**OBJECTIVE:**
Could you copy the YaCy search results text word for word, from "and continue with" up to and including "($items as $item)"?

**TEXT BLOCK:**

Search Results are stored in the 'items' childgroup of the rss-feed channel

<item>
 <title>YaCyWeb.de - unzensierte Suchmaschine - uncensored search engine - YaCy (not YaCi)</title> 
 <link>http://yacyweb.de/</link>
 <description>YaCyWeb.de - unzensierte Suchmaschine - uncensored search engine - <b>YaCy</b> (not YaCi)</description> 
 <pubDate>Wed, 14 Oct 2009 02:00:00 +0200</pubDate> 
 <yacy:size>11667</yacy:size>
 <yacy:sizename>11 kbyte</yacy:sizename>
 <yacy:host>yacyweb.de</yacy:host>
 <yacy:path>/</yacy:path>
 <yacy:file>/</yacy:file>
 <guid isPermaLink="false">g_L5h78wvMRA</guid>
</item>

The YaCy RSS result has much more attributes to reflect also the search facets, which are not part of the opensearch specification. The JSON result is adopted from the RSS result and contains the same information in just a different (JSON) syntax.

Retrieve Search Results with PHP

This is an example using a YaCy PHP api from YaCyAPI4:

// using YaCyapi.php
$search->query($searchWeb)                     
              ->setSources('Web')
              ->setFormat('xml');           
              ->setOptions('startRecord=21');
$results = $search->search();

or native php:

  //open connection to peer    
  $YaCyURL="http://mypeer.tld:8090/";  
  $cu=$YaCyURL."Yacysearch.rss";
  $cu=$cu."?query=yacy";
  $cu=$cu."&maximumRecords=10";
  $cu=$cu."&startRecord=21";
  $queryServer = curl_init($cu);     
  curl_setopt($queryServer, CURLOPT_HEADER, 0);
  curl_setopt($queryServer, CURLOPT_RETURNTRANSFER, 1);
  curl_setopt($queryServer, CURLOPT_USERPWD,$appID);
  $results = curl_exec($queryServer);
  curl_close($queryServer);  

and continue with results

  //now we have xml/json, put it in a simple array
  $resultarray=xml2array($results);  #, $get_attributes = 1, $priority = 'tag');
  //get items 
  $items=$resultarray['rss']['channel']['item'];
  if ($items)
  {
   foreach ($items as $item)

**INFORMATION SUPPLIED:**

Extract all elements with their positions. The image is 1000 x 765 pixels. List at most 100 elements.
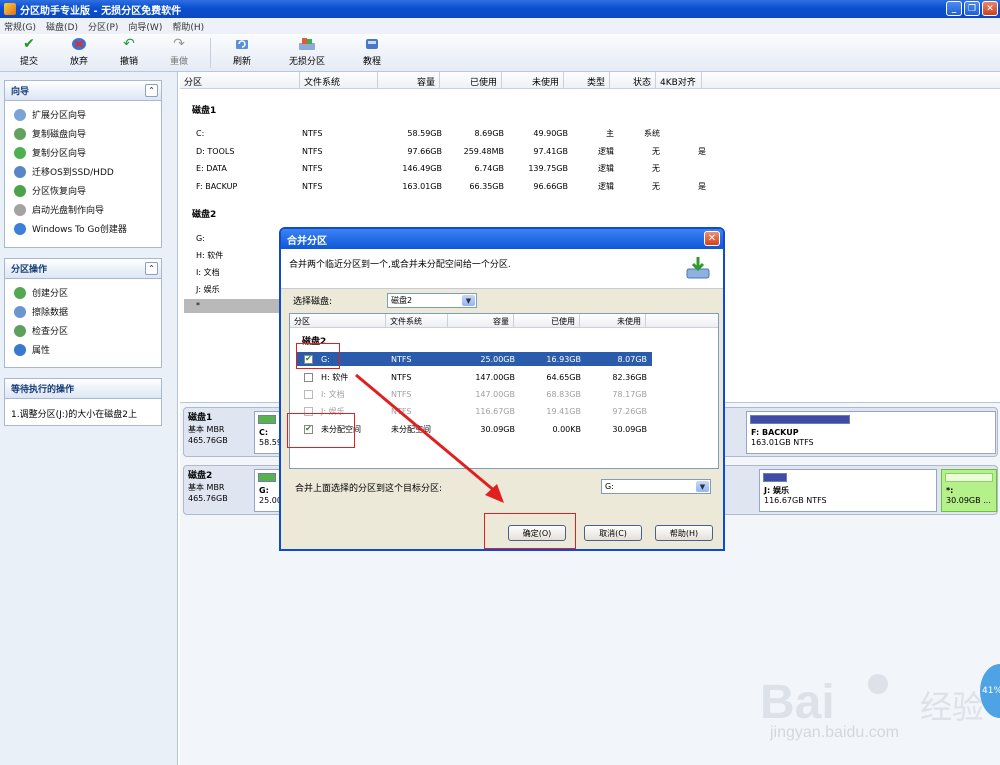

**THE RESPONSE:**
and continue with results

  //now we have xml/json, put it in a simple array
  $resultarray=xml2array($results);  #, $get_attributes = 1, $priority = 'tag');
  //get items 
  $items=$resultarray['rss']['channel']['item'];
  if ($items)
  {
   foreach ($items as $item)